[Dataset items]
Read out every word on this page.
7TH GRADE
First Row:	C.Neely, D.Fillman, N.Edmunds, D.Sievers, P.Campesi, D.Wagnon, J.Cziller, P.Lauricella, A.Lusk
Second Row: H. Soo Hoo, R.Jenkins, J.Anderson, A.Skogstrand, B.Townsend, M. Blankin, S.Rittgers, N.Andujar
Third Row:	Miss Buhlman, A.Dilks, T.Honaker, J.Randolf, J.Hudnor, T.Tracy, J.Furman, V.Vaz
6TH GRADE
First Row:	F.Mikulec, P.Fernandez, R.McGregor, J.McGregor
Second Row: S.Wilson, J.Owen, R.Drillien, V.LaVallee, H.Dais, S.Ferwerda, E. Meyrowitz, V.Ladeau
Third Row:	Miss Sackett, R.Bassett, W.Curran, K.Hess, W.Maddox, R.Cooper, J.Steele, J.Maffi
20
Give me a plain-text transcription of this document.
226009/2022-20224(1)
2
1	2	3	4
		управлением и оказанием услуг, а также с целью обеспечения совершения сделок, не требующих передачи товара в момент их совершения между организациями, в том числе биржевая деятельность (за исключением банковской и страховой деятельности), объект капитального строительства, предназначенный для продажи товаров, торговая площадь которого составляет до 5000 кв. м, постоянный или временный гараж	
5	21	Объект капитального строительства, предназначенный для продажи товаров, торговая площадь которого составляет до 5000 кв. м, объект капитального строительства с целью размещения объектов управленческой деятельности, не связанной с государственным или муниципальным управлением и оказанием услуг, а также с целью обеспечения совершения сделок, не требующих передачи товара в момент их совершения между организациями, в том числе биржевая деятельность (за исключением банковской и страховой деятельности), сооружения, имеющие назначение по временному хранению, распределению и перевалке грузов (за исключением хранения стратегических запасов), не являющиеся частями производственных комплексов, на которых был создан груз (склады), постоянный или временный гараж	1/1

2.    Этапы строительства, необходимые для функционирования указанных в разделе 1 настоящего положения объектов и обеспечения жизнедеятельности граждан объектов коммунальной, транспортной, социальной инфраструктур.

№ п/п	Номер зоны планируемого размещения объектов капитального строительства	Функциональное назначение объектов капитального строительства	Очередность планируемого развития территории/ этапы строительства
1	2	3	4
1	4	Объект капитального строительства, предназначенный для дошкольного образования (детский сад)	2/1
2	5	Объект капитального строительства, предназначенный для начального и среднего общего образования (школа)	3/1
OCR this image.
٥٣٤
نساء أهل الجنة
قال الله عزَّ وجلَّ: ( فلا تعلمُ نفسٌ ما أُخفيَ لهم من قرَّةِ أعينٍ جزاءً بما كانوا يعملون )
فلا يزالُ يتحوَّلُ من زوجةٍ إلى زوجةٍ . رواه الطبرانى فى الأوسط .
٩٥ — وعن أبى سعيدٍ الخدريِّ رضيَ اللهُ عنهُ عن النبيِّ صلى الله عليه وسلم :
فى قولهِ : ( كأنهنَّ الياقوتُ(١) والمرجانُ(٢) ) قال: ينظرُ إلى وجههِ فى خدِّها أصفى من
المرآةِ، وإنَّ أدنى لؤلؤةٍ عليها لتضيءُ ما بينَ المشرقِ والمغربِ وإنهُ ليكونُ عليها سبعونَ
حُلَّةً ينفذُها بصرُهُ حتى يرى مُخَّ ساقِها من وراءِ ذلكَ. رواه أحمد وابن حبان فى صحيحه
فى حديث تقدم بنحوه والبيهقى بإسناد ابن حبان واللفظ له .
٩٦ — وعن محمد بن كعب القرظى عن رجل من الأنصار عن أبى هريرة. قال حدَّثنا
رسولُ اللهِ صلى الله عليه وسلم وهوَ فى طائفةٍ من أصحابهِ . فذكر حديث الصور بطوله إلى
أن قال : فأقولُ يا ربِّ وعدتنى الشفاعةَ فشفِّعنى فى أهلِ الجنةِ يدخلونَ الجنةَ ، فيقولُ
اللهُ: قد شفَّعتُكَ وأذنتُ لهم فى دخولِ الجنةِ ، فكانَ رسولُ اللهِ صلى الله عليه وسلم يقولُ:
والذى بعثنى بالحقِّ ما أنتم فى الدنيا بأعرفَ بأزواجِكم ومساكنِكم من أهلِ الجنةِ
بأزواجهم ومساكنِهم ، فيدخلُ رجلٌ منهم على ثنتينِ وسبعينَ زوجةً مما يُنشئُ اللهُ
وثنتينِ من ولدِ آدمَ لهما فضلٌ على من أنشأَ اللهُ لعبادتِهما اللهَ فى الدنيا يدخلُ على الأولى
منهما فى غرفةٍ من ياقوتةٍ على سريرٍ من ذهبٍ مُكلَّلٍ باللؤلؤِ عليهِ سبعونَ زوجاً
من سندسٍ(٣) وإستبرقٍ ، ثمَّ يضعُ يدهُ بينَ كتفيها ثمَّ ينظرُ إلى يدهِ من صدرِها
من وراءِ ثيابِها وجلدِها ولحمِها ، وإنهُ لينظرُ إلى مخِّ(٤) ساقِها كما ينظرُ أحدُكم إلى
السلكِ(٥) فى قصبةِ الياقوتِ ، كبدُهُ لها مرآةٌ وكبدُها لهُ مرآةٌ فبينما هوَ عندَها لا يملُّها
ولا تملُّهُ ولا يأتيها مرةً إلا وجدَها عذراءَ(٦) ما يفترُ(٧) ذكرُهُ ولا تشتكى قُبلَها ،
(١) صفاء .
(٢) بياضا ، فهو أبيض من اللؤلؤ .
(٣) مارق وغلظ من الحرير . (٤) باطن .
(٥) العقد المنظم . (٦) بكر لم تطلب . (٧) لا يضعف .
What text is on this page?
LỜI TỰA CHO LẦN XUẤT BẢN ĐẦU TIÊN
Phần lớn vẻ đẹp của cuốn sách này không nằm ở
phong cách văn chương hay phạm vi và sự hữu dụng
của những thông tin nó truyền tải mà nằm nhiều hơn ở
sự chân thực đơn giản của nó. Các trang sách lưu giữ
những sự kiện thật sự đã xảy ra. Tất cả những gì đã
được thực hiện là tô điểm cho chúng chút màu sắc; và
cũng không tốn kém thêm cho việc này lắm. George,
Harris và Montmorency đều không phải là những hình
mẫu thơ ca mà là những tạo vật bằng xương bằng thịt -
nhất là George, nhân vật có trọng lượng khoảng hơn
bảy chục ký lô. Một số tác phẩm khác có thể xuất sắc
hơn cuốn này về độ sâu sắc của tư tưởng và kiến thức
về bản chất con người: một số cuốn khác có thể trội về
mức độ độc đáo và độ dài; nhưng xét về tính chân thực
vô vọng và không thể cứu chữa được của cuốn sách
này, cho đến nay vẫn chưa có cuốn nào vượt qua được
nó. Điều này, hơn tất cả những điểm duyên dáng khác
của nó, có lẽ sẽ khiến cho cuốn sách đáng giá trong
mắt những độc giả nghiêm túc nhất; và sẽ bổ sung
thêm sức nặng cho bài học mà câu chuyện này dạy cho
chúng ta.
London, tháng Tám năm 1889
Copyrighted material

AIM OF THE TASK:
Report back each line of the entries that holds the string "زوجة".

PROBLEM SOLUTION:
فلا يزالُ يتحوَّلُ من زوجةٍ إلى زوجةٍ . رواه الطبرانى فى الأوسط .
بأزواجهم ومساكنِهم ، فيدخلُ رجلٌ منهم على ثنتينِ وسبعينَ زوجةً مما يُنشئُ اللهُ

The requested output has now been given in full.